Provided data.
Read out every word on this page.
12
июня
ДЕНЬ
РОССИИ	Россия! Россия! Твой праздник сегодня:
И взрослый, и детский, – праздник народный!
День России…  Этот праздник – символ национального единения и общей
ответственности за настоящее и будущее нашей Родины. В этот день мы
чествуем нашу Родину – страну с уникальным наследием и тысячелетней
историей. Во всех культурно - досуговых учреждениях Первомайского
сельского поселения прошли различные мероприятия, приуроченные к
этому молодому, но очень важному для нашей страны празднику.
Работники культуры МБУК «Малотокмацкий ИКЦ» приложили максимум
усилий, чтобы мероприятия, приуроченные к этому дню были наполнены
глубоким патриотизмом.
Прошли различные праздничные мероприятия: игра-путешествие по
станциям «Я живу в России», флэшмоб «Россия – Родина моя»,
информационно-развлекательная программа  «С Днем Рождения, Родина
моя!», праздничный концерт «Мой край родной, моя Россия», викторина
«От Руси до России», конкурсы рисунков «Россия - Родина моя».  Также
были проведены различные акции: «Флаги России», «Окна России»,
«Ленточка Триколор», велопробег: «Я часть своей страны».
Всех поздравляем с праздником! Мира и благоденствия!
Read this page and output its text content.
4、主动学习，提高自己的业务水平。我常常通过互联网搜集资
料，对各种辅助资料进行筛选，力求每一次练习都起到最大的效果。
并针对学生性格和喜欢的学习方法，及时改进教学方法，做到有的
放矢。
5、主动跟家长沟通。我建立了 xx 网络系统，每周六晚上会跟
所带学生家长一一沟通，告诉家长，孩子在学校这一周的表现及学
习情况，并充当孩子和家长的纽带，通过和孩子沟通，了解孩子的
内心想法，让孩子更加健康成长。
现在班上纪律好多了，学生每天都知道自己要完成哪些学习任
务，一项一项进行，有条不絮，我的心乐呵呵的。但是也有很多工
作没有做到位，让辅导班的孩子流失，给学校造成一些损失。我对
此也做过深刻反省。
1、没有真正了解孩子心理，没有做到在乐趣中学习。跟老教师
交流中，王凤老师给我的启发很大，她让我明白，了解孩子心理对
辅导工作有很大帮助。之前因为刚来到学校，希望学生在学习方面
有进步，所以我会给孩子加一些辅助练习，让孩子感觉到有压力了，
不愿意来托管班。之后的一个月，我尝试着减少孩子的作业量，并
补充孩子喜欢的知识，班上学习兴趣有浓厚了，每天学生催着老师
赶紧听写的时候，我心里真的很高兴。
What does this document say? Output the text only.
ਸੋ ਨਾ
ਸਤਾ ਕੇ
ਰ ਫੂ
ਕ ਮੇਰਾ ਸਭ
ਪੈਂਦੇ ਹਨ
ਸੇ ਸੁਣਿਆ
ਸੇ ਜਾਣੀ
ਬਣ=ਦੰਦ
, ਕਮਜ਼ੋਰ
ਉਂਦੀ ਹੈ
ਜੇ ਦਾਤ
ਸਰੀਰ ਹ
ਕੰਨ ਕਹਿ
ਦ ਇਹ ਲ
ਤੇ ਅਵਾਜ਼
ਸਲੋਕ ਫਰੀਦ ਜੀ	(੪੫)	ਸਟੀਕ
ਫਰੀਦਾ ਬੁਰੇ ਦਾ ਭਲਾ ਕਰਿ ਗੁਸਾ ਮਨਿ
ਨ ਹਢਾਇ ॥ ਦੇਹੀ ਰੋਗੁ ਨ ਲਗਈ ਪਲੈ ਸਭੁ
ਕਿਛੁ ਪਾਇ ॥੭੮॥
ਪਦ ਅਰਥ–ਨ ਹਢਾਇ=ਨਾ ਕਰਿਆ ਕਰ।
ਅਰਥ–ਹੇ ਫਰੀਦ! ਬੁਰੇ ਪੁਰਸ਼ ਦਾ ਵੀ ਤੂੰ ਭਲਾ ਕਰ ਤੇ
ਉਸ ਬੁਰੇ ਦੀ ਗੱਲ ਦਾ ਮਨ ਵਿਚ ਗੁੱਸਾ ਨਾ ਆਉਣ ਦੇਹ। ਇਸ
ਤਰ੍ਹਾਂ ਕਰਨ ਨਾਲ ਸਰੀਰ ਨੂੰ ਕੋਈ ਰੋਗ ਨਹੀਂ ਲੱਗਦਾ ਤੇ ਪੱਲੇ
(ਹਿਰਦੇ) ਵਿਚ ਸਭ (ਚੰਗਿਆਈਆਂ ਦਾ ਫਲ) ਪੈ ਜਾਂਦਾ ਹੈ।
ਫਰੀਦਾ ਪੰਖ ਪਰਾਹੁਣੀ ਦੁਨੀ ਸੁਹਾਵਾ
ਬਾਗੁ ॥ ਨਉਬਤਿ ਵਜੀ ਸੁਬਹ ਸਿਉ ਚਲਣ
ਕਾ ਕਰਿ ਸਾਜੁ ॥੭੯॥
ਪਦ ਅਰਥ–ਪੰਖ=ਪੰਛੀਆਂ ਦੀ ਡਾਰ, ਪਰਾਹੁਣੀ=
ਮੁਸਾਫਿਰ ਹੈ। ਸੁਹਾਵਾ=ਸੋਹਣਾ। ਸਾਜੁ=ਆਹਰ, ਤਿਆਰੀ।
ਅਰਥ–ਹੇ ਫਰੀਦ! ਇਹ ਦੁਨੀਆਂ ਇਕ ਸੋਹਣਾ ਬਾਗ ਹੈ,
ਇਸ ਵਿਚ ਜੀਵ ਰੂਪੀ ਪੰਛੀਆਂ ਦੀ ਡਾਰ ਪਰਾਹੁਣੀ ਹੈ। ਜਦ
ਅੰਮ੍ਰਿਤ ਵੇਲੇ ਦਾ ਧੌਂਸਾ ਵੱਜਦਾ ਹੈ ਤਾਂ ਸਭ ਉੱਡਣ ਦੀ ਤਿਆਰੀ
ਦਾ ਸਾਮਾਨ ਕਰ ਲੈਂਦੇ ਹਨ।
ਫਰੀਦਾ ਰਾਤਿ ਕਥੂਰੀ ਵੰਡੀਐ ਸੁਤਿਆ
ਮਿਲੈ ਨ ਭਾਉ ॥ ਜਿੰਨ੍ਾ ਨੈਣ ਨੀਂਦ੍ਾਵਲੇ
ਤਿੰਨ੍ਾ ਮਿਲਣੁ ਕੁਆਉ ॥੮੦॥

Exercise brief.
Repeat all of the entries exactly.

Right answer.
Read out every word on this page.
12
июня
ДЕНЬ
РОССИИ	Россия! Россия! Твой праздник сегодня:
И взрослый, и детский, – праздник народный!
День России…  Этот праздник – символ национального единения и общей
ответственности за настоящее и будущее нашей Родины. В этот день мы
чествуем нашу Родину – страну с уникальным наследием и тысячелетней
историей. Во всех культурно - досуговых учреждениях Первомайского
сельского поселения прошли различные мероприятия, приуроченные к
этому молодому, но очень важному для нашей страны празднику.
Работники культуры МБУК «Малотокмацкий ИКЦ» приложили максимум
усилий, чтобы мероприятия, приуроченные к этому дню были наполнены
глубоким патриотизмом.
Прошли различные праздничные мероприятия: игра-путешествие по
станциям «Я живу в России», флэшмоб «Россия – Родина моя»,
информационно-развлекательная программа  «С Днем Рождения, Родина
моя!», праздничный концерт «Мой край родной, моя Россия», викторина
«От Руси до России», конкурсы рисунков «Россия - Родина моя».  Также
были проведены различные акции: «Флаги России», «Окна России»,
«Ленточка Триколор», велопробег: «Я часть своей страны».
Всех поздравляем с праздником! Мира и благоденствия!
Read this page and output its text content.
4、主动学习，提高自己的业务水平。我常常通过互联网搜集资
料，对各种辅助资料进行筛选，力求每一次练习都起到最大的效果。
并针对学生性格和喜欢的学习方法，及时改进教学方法，做到有的
放矢。
5、主动跟家长沟通。我建立了 xx 网络系统，每周六晚上会跟
所带学生家长一一沟通，告诉家长，孩子在学校这一周的表现及学
习情况，并充当孩子和家长的纽带，通过和孩子沟通，了解孩子的
内心想法，让孩子更加健康成长。
现在班上纪律好多了，学生每天都知道自己要完成哪些学习任
务，一项一项进行，有条不絮，我的心乐呵呵的。但是也有很多工
作没有做到位，让辅导班的孩子流失，给学校造成一些损失。我对
此也做过深刻反省。
1、没有真正了解孩子心理，没有做到在乐趣中学习。跟老教师
交流中，王凤老师给我的启发很大，她让我明白，了解孩子心理对
辅导工作有很大帮助。之前因为刚来到学校，希望学生在学习方面
有进步，所以我会给孩子加一些辅助练习，让孩子感觉到有压力了，
不愿意来托管班。之后的一个月，我尝试着减少孩子的作业量，并
补充孩子喜欢的知识，班上学习兴趣有浓厚了，每天学生催着老师
赶紧听写的时候，我心里真的很高兴。
What does this document say? Output the text only.
ਸੋ ਨਾ
ਸਤਾ ਕੇ
ਰ ਫੂ
ਕ ਮੇਰਾ ਸਭ
ਪੈਂਦੇ ਹਨ
ਸੇ ਸੁਣਿਆ
ਸੇ ਜਾਣੀ
ਬਣ=ਦੰਦ
, ਕਮਜ਼ੋਰ
ਉਂਦੀ ਹੈ
ਜੇ ਦਾਤ
ਸਰੀਰ ਹ
ਕੰਨ ਕਹਿ
ਦ ਇਹ ਲ
ਤੇ ਅਵਾਜ਼
ਸਲੋਕ ਫਰੀਦ ਜੀ	(੪੫)	ਸਟੀਕ
ਫਰੀਦਾ ਬੁਰੇ ਦਾ ਭਲਾ ਕਰਿ ਗੁਸਾ ਮਨਿ
ਨ ਹਢਾਇ ॥ ਦੇਹੀ ਰੋਗੁ ਨ ਲਗਈ ਪਲੈ ਸਭੁ
ਕਿਛੁ ਪਾਇ ॥੭੮॥
ਪਦ ਅਰਥ–ਨ ਹਢਾਇ=ਨਾ ਕਰਿਆ ਕਰ।
ਅਰਥ–ਹੇ ਫਰੀਦ! ਬੁਰੇ ਪੁਰਸ਼ ਦਾ ਵੀ ਤੂੰ ਭਲਾ ਕਰ ਤੇ
ਉਸ ਬੁਰੇ ਦੀ ਗੱਲ ਦਾ ਮਨ ਵਿਚ ਗੁੱਸਾ ਨਾ ਆਉਣ ਦੇਹ। ਇਸ
ਤਰ੍ਹਾਂ ਕਰਨ ਨਾਲ ਸਰੀਰ ਨੂੰ ਕੋਈ ਰੋਗ ਨਹੀਂ ਲੱਗਦਾ ਤੇ ਪੱਲੇ
(ਹਿਰਦੇ) ਵਿਚ ਸਭ (ਚੰਗਿਆਈਆਂ ਦਾ ਫਲ) ਪੈ ਜਾਂਦਾ ਹੈ।
ਫਰੀਦਾ ਪੰਖ ਪਰਾਹੁਣੀ ਦੁਨੀ ਸੁਹਾਵਾ
ਬਾਗੁ ॥ ਨਉਬਤਿ ਵਜੀ ਸੁਬਹ ਸਿਉ ਚਲਣ
ਕਾ ਕਰਿ ਸਾਜੁ ॥੭੯॥
ਪਦ ਅਰਥ–ਪੰਖ=ਪੰਛੀਆਂ ਦੀ ਡਾਰ, ਪਰਾਹੁਣੀ=
ਮੁਸਾਫਿਰ ਹੈ। ਸੁਹਾਵਾ=ਸੋਹਣਾ। ਸਾਜੁ=ਆਹਰ, ਤਿਆਰੀ।
ਅਰਥ–ਹੇ ਫਰੀਦ! ਇਹ ਦੁਨੀਆਂ ਇਕ ਸੋਹਣਾ ਬਾਗ ਹੈ,
ਇਸ ਵਿਚ ਜੀਵ ਰੂਪੀ ਪੰਛੀਆਂ ਦੀ ਡਾਰ ਪਰਾਹੁਣੀ ਹੈ। ਜਦ
ਅੰਮ੍ਰਿਤ ਵੇਲੇ ਦਾ ਧੌਂਸਾ ਵੱਜਦਾ ਹੈ ਤਾਂ ਸਭ ਉੱਡਣ ਦੀ ਤਿਆਰੀ
ਦਾ ਸਾਮਾਨ ਕਰ ਲੈਂਦੇ ਹਨ।
ਫਰੀਦਾ ਰਾਤਿ ਕਥੂਰੀ ਵੰਡੀਐ ਸੁਤਿਆ
ਮਿਲੈ ਨ ਭਾਉ ॥ ਜਿੰਨ੍ਾ ਨੈਣ ਨੀਂਦ੍ਾਵਲੇ
ਤਿੰਨ੍ਾ ਮਿਲਣੁ ਕੁਆਉ ॥੮੦॥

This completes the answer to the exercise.